Task instructions
Which lines of the material contain the string "axis"? Pull out each one, matching case exactly.

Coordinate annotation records
***

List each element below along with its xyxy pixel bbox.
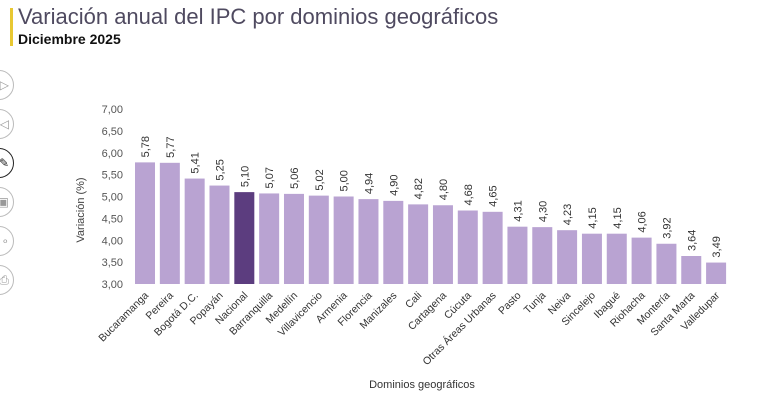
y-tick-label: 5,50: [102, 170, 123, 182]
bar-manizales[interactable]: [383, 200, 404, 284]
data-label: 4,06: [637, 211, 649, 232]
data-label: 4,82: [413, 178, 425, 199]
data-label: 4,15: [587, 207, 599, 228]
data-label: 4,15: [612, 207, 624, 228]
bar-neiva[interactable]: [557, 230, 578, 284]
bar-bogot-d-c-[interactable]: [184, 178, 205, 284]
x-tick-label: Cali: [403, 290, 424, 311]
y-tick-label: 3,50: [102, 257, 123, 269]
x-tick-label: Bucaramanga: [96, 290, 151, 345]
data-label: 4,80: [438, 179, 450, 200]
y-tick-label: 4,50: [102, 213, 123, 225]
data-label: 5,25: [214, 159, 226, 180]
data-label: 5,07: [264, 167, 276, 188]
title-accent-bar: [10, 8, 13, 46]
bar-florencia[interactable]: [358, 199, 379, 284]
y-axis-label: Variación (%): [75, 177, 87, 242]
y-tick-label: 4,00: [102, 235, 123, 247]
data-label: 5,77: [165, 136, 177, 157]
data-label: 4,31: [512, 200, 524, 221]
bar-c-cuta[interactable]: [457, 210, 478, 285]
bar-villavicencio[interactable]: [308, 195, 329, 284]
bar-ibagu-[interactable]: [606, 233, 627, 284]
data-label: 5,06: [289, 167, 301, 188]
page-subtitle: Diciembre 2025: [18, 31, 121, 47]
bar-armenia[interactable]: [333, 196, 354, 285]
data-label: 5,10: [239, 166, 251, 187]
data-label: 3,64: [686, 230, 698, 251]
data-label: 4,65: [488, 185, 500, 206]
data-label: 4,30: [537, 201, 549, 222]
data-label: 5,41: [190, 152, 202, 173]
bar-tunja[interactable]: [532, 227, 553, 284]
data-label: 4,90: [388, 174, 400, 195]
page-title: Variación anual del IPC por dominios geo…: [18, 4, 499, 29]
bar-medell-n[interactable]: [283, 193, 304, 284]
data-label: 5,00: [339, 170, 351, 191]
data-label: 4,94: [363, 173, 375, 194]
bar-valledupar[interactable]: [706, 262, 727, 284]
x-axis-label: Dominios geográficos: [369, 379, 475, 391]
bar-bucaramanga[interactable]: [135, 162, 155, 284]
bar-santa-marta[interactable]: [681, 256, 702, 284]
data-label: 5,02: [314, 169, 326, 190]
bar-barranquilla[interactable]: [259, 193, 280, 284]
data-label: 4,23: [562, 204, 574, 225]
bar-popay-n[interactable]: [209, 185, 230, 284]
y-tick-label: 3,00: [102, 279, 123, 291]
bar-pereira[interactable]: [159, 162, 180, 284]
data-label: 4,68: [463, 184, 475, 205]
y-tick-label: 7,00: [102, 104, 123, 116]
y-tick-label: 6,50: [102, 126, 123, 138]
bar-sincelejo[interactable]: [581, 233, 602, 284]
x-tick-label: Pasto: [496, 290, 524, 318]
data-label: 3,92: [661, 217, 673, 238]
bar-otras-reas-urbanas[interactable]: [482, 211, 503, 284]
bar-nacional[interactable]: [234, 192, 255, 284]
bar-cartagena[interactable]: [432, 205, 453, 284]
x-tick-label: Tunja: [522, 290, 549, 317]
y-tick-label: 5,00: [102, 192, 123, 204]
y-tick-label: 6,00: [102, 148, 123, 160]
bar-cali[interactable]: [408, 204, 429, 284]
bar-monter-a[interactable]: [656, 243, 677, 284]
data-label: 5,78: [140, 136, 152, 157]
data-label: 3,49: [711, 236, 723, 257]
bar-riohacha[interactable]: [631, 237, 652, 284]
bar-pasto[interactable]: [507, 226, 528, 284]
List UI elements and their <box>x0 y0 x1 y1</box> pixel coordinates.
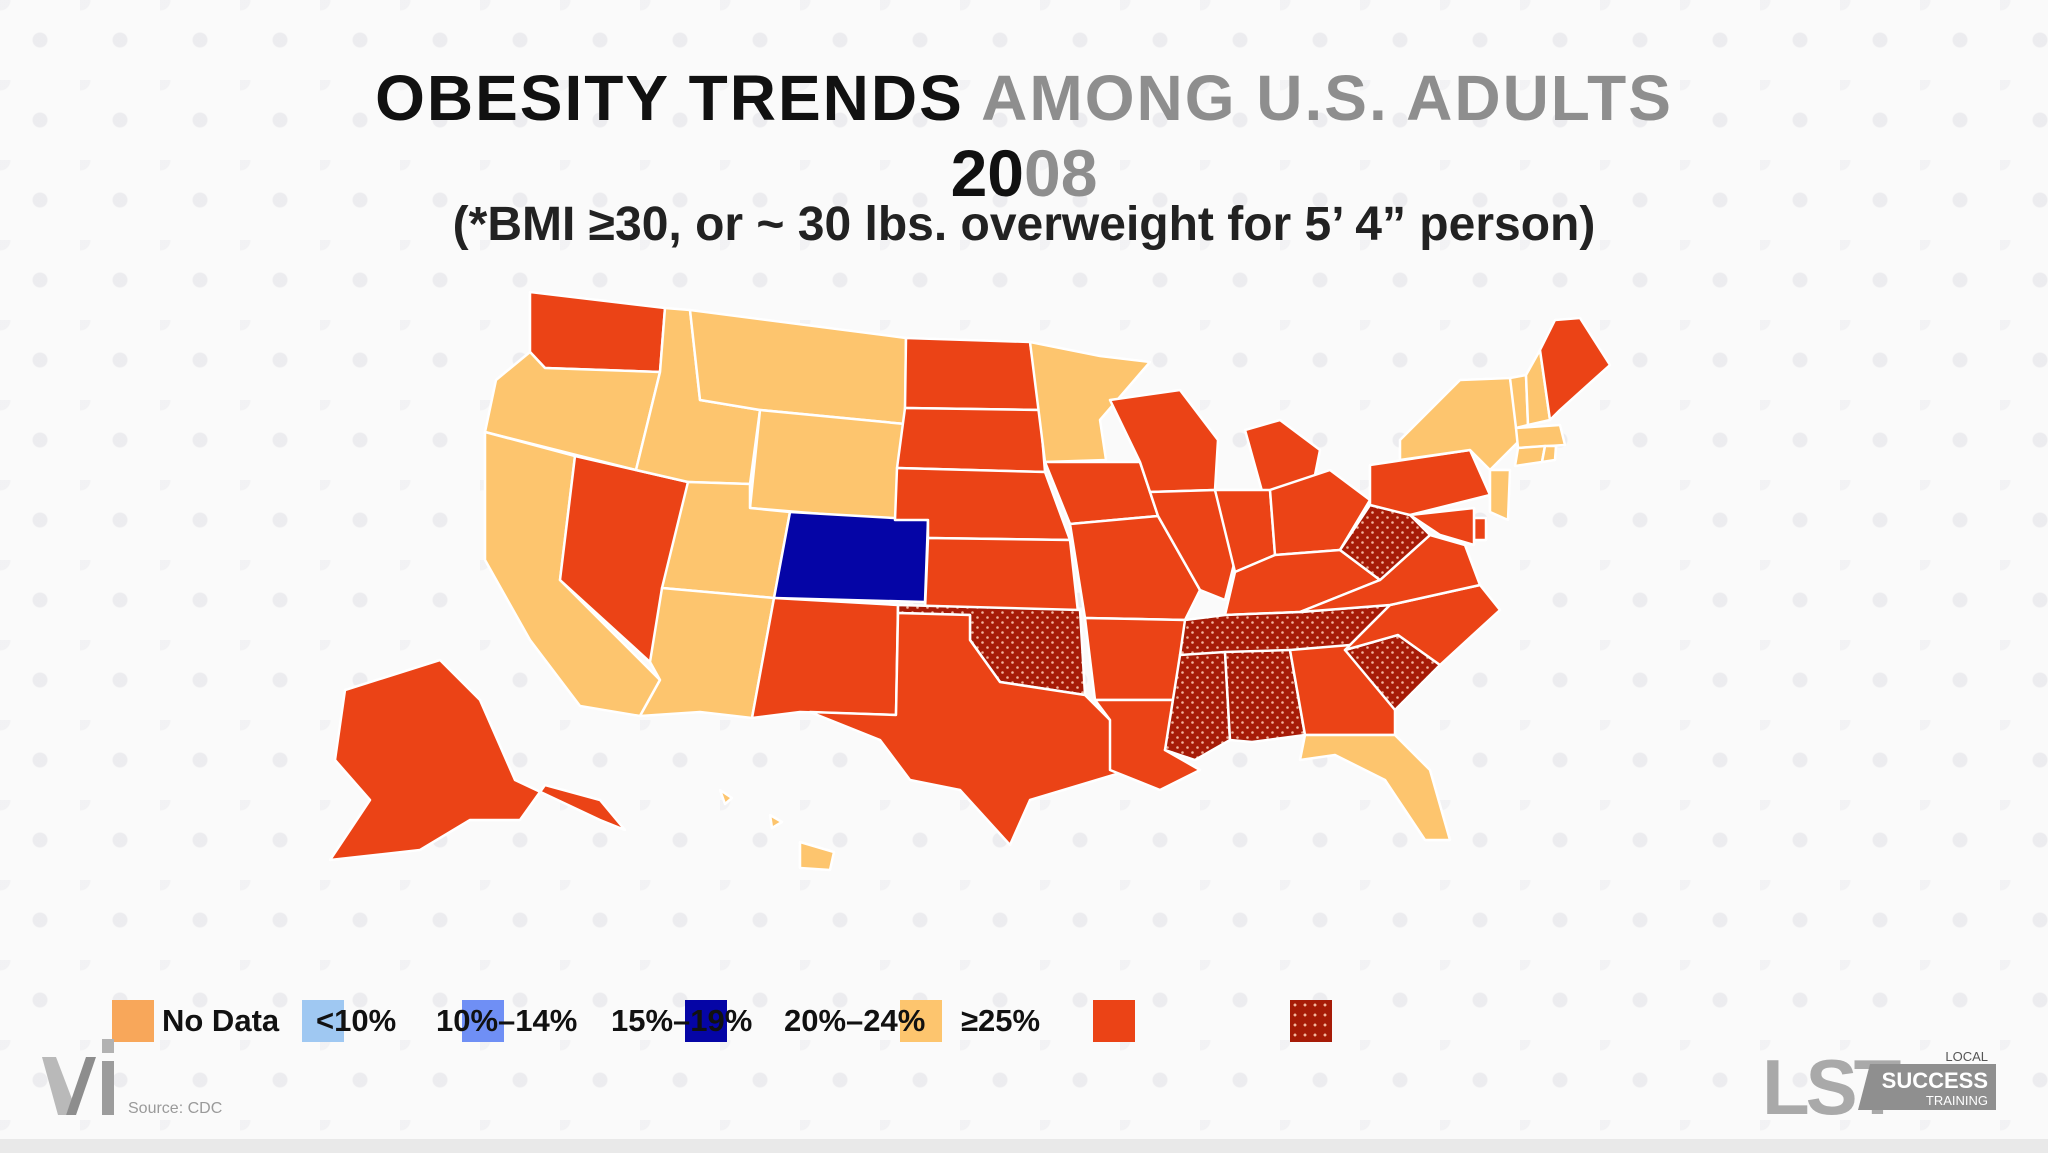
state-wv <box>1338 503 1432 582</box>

***

Result for this exercise
y-axis-label: Variación (%): [75, 177, 87, 242]
x-axis-label: Dominios geográficos: [369, 379, 475, 391]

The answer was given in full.